* _What is required_
Each line below is to be written out in full, exactly as shown.

* _Supplied records_
▬▬▬▬▬▬

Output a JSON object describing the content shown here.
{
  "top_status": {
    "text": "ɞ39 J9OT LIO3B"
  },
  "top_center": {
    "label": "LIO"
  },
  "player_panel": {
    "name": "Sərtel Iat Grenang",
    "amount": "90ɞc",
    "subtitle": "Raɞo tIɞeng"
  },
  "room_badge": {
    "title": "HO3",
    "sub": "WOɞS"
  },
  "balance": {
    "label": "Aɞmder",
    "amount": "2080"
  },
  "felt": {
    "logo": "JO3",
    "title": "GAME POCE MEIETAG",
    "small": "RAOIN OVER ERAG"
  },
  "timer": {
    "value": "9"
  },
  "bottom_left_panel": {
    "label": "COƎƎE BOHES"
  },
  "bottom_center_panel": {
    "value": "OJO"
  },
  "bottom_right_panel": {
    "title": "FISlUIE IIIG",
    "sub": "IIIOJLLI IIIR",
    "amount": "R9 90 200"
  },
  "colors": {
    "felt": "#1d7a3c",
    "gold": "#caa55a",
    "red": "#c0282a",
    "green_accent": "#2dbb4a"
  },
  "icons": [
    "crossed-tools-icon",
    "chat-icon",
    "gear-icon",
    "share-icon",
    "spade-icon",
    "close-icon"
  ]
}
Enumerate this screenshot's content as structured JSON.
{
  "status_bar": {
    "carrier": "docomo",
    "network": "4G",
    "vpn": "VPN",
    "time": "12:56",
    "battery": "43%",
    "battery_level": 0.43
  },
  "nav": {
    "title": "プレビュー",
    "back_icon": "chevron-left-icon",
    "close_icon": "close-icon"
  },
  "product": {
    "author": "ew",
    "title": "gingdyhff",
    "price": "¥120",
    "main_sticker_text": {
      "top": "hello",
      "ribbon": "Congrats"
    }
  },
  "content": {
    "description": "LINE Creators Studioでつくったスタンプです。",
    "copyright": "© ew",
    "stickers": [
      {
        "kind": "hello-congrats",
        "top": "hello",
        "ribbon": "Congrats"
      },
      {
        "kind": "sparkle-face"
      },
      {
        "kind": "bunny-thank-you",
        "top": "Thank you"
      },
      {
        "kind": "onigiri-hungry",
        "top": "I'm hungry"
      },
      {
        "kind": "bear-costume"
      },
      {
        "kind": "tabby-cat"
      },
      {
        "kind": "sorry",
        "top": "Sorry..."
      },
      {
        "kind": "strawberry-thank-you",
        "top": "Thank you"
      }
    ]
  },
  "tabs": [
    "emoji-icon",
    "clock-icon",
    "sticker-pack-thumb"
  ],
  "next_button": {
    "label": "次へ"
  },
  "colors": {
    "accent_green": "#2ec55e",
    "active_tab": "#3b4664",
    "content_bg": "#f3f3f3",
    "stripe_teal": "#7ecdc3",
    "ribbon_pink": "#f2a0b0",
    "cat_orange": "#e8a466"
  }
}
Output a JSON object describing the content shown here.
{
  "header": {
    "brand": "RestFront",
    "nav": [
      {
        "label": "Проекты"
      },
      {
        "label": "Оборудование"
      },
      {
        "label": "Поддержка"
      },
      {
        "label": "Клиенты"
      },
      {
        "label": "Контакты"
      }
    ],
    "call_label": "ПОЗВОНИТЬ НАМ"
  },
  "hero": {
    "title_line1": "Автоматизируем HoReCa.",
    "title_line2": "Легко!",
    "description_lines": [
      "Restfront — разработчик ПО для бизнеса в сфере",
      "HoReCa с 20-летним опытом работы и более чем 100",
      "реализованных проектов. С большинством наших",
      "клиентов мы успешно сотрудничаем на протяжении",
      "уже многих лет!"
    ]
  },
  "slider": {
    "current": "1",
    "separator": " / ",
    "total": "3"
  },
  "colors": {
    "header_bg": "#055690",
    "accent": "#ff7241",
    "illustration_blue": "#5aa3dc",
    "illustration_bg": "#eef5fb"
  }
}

▬▬▬▬▬▬

* _Written answer_
Output a JSON object describing the content shown here.
{
  "top_status": {
    "text": "ɞ39 J9OT LIO3B"
  },
  "top_center": {
    "label": "LIO"
  },
  "player_panel": {
    "name": "Sərtel Iat Grenang",
    "amount": "90ɞc",
    "subtitle": "Raɞo tIɞeng"
  },
  "room_badge": {
    "title": "HO3",
    "sub": "WOɞS"
  },
  "balance": {
    "label": "Aɞmder",
    "amount": "2080"
  },
  "felt": {
    "logo": "JO3",
    "title": "GAME POCE MEIETAG",
    "small": "RAOIN OVER ERAG"
  },
  "timer": {
    "value": "9"
  },
  "bottom_left_panel": {
    "label": "COƎƎE BOHES"
  },
  "bottom_center_panel": {
    "value": "OJO"
  },
  "bottom_right_panel": {
    "title": "FISlUIE IIIG",
    "sub": "IIIOJLLI IIIR",
    "amount": "R9 90 200"
  },
  "colors": {
    "felt": "#1d7a3c",
    "gold": "#caa55a",
    "red": "#c0282a",
    "green_accent": "#2dbb4a"
  },
  "icons": [
    "crossed-tools-icon",
    "chat-icon",
    "gear-icon",
    "share-icon",
    "spade-icon",
    "close-icon"
  ]
}
Enumerate this screenshot's content as structured JSON.
{
  "status_bar": {
    "carrier": "docomo",
    "network": "4G",
    "vpn": "VPN",
    "time": "12:56",
    "battery": "43%",
    "battery_level": 0.43
  },
  "nav": {
    "title": "プレビュー",
    "back_icon": "chevron-left-icon",
    "close_icon": "close-icon"
  },
  "product": {
    "author": "ew",
    "title": "gingdyhff",
    "price": "¥120",
    "main_sticker_text": {
      "top": "hello",
      "ribbon": "Congrats"
    }
  },
  "content": {
    "description": "LINE Creators Studioでつくったスタンプです。",
    "copyright": "© ew",
    "stickers": [
      {
        "kind": "hello-congrats",
        "top": "hello",
        "ribbon": "Congrats"
      },
      {
        "kind": "sparkle-face"
      },
      {
        "kind": "bunny-thank-you",
        "top": "Thank you"
      },
      {
        "kind": "onigiri-hungry",
        "top": "I'm hungry"
      },
      {
        "kind": "bear-costume"
      },
      {
        "kind": "tabby-cat"
      },
      {
        "kind": "sorry",
        "top": "Sorry..."
      },
      {
        "kind": "strawberry-thank-you",
        "top": "Thank you"
      }
    ]
  },
  "tabs": [
    "emoji-icon",
    "clock-icon",
    "sticker-pack-thumb"
  ],
  "next_button": {
    "label": "次へ"
  },
  "colors": {
    "accent_green": "#2ec55e",
    "active_tab": "#3b4664",
    "content_bg": "#f3f3f3",
    "stripe_teal": "#7ecdc3",
    "ribbon_pink": "#f2a0b0",
    "cat_orange": "#e8a466"
  }
}
Output a JSON object describing the content shown here.
{
  "header": {
    "brand": "RestFront",
    "nav": [
      {
        "label": "Проекты"
      },
      {
        "label": "Оборудование"
      },
      {
        "label": "Поддержка"
      },
      {
        "label": "Клиенты"
      },
      {
        "label": "Контакты"
      }
    ],
    "call_label": "ПОЗВОНИТЬ НАМ"
  },
  "hero": {
    "title_line1": "Автоматизируем HoReCa.",
    "title_line2": "Легко!",
    "description_lines": [
      "Restfront — разработчик ПО для бизнеса в сфере",
      "HoReCa с 20-летним опытом работы и более чем 100",
      "реализованных проектов. С большинством наших",
      "клиентов мы успешно сотрудничаем на протяжении",
      "уже многих лет!"
    ]
  },
  "slider": {
    "current": "1",
    "separator": " / ",
    "total": "3"
  },
  "colors": {
    "header_bg": "#055690",
    "accent": "#ff7241",
    "illustration_blue": "#5aa3dc",
    "illustration_bg": "#eef5fb"
  }
}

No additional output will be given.